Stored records
________

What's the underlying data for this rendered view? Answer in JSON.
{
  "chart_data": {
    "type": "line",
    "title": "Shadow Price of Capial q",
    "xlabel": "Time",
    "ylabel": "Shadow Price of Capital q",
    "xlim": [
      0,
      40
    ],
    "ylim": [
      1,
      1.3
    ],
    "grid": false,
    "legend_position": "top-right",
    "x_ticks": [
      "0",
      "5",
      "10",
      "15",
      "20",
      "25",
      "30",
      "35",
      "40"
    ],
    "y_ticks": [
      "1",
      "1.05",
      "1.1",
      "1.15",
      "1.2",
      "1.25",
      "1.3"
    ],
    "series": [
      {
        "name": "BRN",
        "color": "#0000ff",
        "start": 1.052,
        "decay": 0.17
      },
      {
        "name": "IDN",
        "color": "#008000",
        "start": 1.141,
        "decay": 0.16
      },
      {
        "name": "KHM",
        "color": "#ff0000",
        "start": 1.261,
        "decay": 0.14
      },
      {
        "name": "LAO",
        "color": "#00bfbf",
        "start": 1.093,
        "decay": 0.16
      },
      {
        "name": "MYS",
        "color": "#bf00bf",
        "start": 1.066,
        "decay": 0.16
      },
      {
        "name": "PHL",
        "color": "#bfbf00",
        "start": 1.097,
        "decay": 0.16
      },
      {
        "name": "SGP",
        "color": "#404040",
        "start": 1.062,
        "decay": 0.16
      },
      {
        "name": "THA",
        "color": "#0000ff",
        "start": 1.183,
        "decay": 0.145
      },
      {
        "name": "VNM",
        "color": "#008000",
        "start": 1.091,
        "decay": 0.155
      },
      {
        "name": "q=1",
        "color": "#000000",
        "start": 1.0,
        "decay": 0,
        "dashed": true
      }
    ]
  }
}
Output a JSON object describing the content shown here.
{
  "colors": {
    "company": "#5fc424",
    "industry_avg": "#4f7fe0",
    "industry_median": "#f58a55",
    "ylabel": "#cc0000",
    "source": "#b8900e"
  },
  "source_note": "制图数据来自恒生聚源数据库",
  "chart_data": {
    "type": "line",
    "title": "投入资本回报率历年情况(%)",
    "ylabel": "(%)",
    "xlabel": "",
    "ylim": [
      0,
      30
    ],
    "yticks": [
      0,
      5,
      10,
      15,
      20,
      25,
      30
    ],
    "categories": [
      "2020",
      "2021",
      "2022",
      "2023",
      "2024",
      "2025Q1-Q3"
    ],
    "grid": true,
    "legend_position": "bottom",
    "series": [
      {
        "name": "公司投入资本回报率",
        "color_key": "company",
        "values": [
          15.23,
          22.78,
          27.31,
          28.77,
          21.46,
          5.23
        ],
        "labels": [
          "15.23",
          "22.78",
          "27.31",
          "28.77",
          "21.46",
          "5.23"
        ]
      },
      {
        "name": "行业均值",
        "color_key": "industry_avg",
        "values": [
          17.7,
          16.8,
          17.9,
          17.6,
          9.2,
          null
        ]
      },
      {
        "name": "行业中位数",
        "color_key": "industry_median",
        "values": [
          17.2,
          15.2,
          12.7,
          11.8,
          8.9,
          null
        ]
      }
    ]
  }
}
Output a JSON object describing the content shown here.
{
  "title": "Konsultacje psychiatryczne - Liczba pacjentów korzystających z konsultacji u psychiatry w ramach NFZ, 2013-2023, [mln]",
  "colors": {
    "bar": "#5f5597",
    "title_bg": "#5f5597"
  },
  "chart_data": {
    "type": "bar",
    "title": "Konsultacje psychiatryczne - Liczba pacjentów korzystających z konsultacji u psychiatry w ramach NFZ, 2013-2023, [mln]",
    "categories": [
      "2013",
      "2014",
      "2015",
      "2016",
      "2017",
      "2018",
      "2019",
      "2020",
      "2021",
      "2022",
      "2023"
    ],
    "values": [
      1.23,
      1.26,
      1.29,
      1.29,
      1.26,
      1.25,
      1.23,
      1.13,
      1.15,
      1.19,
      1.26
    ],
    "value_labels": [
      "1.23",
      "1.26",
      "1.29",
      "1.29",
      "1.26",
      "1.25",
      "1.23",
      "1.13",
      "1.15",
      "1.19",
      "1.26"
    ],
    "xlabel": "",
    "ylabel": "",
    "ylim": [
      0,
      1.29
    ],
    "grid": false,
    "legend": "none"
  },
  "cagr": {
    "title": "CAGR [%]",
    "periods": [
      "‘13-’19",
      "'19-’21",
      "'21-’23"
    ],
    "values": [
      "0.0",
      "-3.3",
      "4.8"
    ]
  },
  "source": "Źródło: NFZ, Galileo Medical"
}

________

▶ _EXERCISE REQUIREMENTS_
Set down the entries verbatim, leaving none out.

▶ _RESULT OF THIS EXERCISE_
What's the underlying data for this rendered view? Answer in JSON.
{
  "chart_data": {
    "type": "line",
    "title": "Shadow Price of Capial q",
    "xlabel": "Time",
    "ylabel": "Shadow Price of Capital q",
    "xlim": [
      0,
      40
    ],
    "ylim": [
      1,
      1.3
    ],
    "grid": false,
    "legend_position": "top-right",
    "x_ticks": [
      "0",
      "5",
      "10",
      "15",
      "20",
      "25",
      "30",
      "35",
      "40"
    ],
    "y_ticks": [
      "1",
      "1.05",
      "1.1",
      "1.15",
      "1.2",
      "1.25",
      "1.3"
    ],
    "series": [
      {
        "name": "BRN",
        "color": "#0000ff",
        "start": 1.052,
        "decay": 0.17
      },
      {
        "name": "IDN",
        "color": "#008000",
        "start": 1.141,
        "decay": 0.16
      },
      {
        "name": "KHM",
        "color": "#ff0000",
        "start": 1.261,
        "decay": 0.14
      },
      {
        "name": "LAO",
        "color": "#00bfbf",
        "start": 1.093,
        "decay": 0.16
      },
      {
        "name": "MYS",
        "color": "#bf00bf",
        "start": 1.066,
        "decay": 0.16
      },
      {
        "name": "PHL",
        "color": "#bfbf00",
        "start": 1.097,
        "decay": 0.16
      },
      {
        "name": "SGP",
        "color": "#404040",
        "start": 1.062,
        "decay": 0.16
      },
      {
        "name": "THA",
        "color": "#0000ff",
        "start": 1.183,
        "decay": 0.145
      },
      {
        "name": "VNM",
        "color": "#008000",
        "start": 1.091,
        "decay": 0.155
      },
      {
        "name": "q=1",
        "color": "#000000",
        "start": 1.0,
        "decay": 0,
        "dashed": true
      }
    ]
  }
}
Output a JSON object describing the content shown here.
{
  "colors": {
    "company": "#5fc424",
    "industry_avg": "#4f7fe0",
    "industry_median": "#f58a55",
    "ylabel": "#cc0000",
    "source": "#b8900e"
  },
  "source_note": "制图数据来自恒生聚源数据库",
  "chart_data": {
    "type": "line",
    "title": "投入资本回报率历年情况(%)",
    "ylabel": "(%)",
    "xlabel": "",
    "ylim": [
      0,
      30
    ],
    "yticks": [
      0,
      5,
      10,
      15,
      20,
      25,
      30
    ],
    "categories": [
      "2020",
      "2021",
      "2022",
      "2023",
      "2024",
      "2025Q1-Q3"
    ],
    "grid": true,
    "legend_position": "bottom",
    "series": [
      {
        "name": "公司投入资本回报率",
        "color_key": "company",
        "values": [
          15.23,
          22.78,
          27.31,
          28.77,
          21.46,
          5.23
        ],
        "labels": [
          "15.23",
          "22.78",
          "27.31",
          "28.77",
          "21.46",
          "5.23"
        ]
      },
      {
        "name": "行业均值",
        "color_key": "industry_avg",
        "values": [
          17.7,
          16.8,
          17.9,
          17.6,
          9.2,
          null
        ]
      },
      {
        "name": "行业中位数",
        "color_key": "industry_median",
        "values": [
          17.2,
          15.2,
          12.7,
          11.8,
          8.9,
          null
        ]
      }
    ]
  }
}
Output a JSON object describing the content shown here.
{
  "title": "Konsultacje psychiatryczne - Liczba pacjentów korzystających z konsultacji u psychiatry w ramach NFZ, 2013-2023, [mln]",
  "colors": {
    "bar": "#5f5597",
    "title_bg": "#5f5597"
  },
  "chart_data": {
    "type": "bar",
    "title": "Konsultacje psychiatryczne - Liczba pacjentów korzystających z konsultacji u psychiatry w ramach NFZ, 2013-2023, [mln]",
    "categories": [
      "2013",
      "2014",
      "2015",
      "2016",
      "2017",
      "2018",
      "2019",
      "2020",
      "2021",
      "2022",
      "2023"
    ],
    "values": [
      1.23,
      1.26,
      1.29,
      1.29,
      1.26,
      1.25,
      1.23,
      1.13,
      1.15,
      1.19,
      1.26
    ],
    "value_labels": [
      "1.23",
      "1.26",
      "1.29",
      "1.29",
      "1.26",
      "1.25",
      "1.23",
      "1.13",
      "1.15",
      "1.19",
      "1.26"
    ],
    "xlabel": "",
    "ylabel": "",
    "ylim": [
      0,
      1.29
    ],
    "grid": false,
    "legend": "none"
  },
  "cagr": {
    "title": "CAGR [%]",
    "periods": [
      "‘13-’19",
      "'19-’21",
      "'21-’23"
    ],
    "values": [
      "0.0",
      "-3.3",
      "4.8"
    ]
  },
  "source": "Źródło: NFZ, Galileo Medical"
}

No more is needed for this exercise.